■ O que fazer
#1 Segundo o trecho, quantas pessoas formavam a coluna de velhos, mulheres e crianças que precedia a Força do General João Manoel?
#2 Diga se cada afirmação concorda com o trecho, respondendo sim ou não e citando literalmente as palavras que decidem: (a) O General João Manoel chegou a Paraguari às seis horas da tarde. (b) A coluna de pessoas entrou no acampamento de Piraiú pela manhã. (c) O Chefe da Nação permitia a colheita de laranjas doces.
#3 Copie fielmente a parte do trecho que começa em "Deixemos falar o" e segue até "11 [junho de 1869].".

Deixemos falar o Diário do Exército [página 26], do Comando-Chefe do Sr. Conde
d’Eu:
Dia 10 [junho de 1869].
[...] o General João
Manoel anunciava a sua chegada a Paraguari às seis horas da tarde daquele dia,
depois de ter-se visto obrigado a lutar com os paraguaios, cujo esforço
principal fora isolar a coluna da frente da de sua retaguarda, que trazia
marcha muito demorada em consequência de grande acompanhamento de mulheres e
crianças [...]
Dia 11 [junho de 1869].
Sua Alteza foi pela
manhã até Paraguari, a três e meia léguas de distância, e encontrou a Força do
General João Manoel, que saía daquele povoado precedida de uma coluna de
velhos, mulheres e crianças, em número de mais de 4.000 pessoas, cujo aspecto
indicava os últimos limites da desgraça e dos padecimentos. Às 3 horas da
tarde, essa gente magra, nua, raquítica, curvada ao peso de longa tirania,
acabrunhada pela fome de muitos meses, entrava no acampamento de Piraiú.
Todos mostravam intensa
alegria por ver enfim terminado um tempo de sofrimentos inaturáveis, que já
haviam feito sucumbir muitos milhares dentre eles, tempo marcado pela nudez que
os fazia cobrir-se de tiras de couro e pela fome que os impelia a comer frutas
azedas, porque o despotismo do Chefe da Nação proibia-lhes a matança do gado e
até a colheita de laranjas doces.
O que sobremodo
compungiu o caráter brasileiro foi a nudez total, absoluta, das desgraçadas
mulheres. Dentre elas destacavam-se donzelas, senhoras da melhor e mais
aristocrática sociedade do Paraguai, formas de uma pureza e correção ideais,
que, ao cruzarem o olhar com os nossos oficiais e soldados, subia-lhes ao rosto
o rubor do pejo de tal modo, que prontamente acudiram-nos aos olhos lágrimas de
sincera comiseração. Ao desfilar o cortejo da nudez feminina, acendeu-se no
coração de todos uma ideia idêntica e gerou-se em todos os Pensamentos uma
palavra só:
‒ Camisas!

■ Dados fornecidos
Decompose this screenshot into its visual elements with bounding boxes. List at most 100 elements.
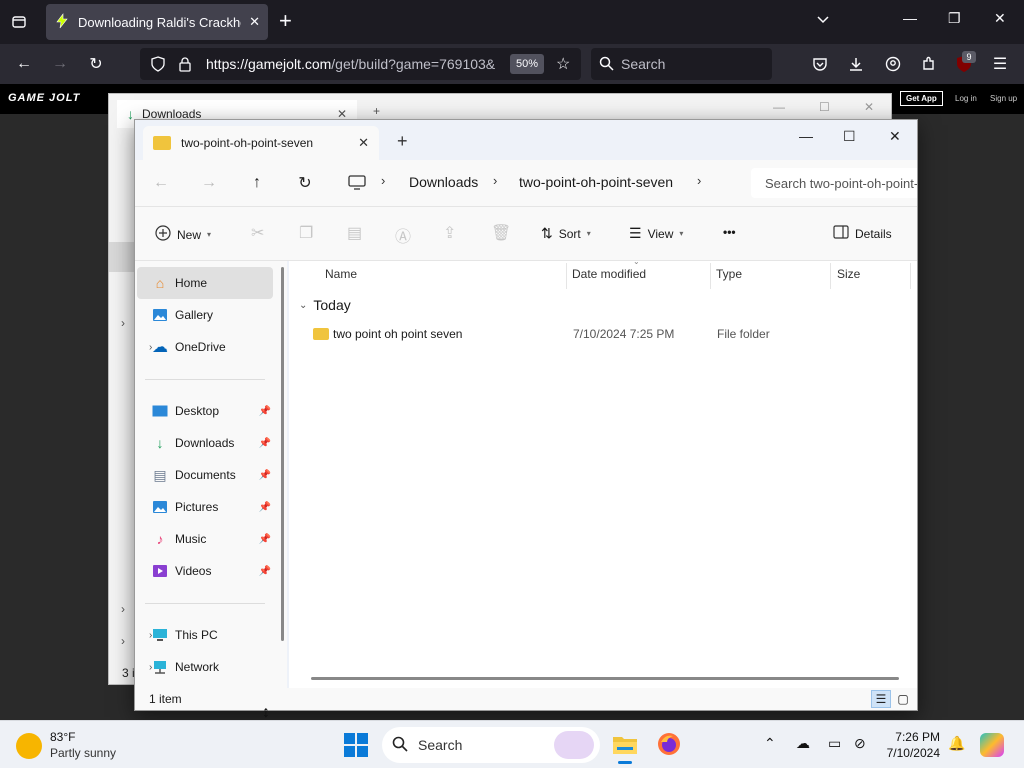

■ As respostas
#1 Mais de 4.000 pessoas.

#2
(a) Sim: "anunciava a sua chegada a Paraguari às seis horas da tarde daquele dia".
(b) Não: "Às 3 horas da tarde, essa gente magra, nua, raquítica, curvada ao peso de longa tirania, acabrunhada pela fome de muitos meses, entrava no acampamento de Piraiú."
(c) Não: "o despotismo do Chefe da Nação proibia-lhes a matança do gado e até a colheita de laranjas doces".

#3
Deixemos falar o Diário do Exército [página 26], do Comando-Chefe do Sr. Conde
d’Eu:
Dia 10 [junho de 1869].
[...] o General João
Manoel anunciava a sua chegada a Paraguari às seis horas da tarde daquele dia,
depois de ter-se visto obrigado a lutar com os paraguaios, cujo esforço
principal fora isolar a coluna da frente da de sua retaguarda, que trazia
marcha muito demorada em consequência de grande acompanhamento de mulheres e
crianças [...]
Dia 11 [junho de 1869].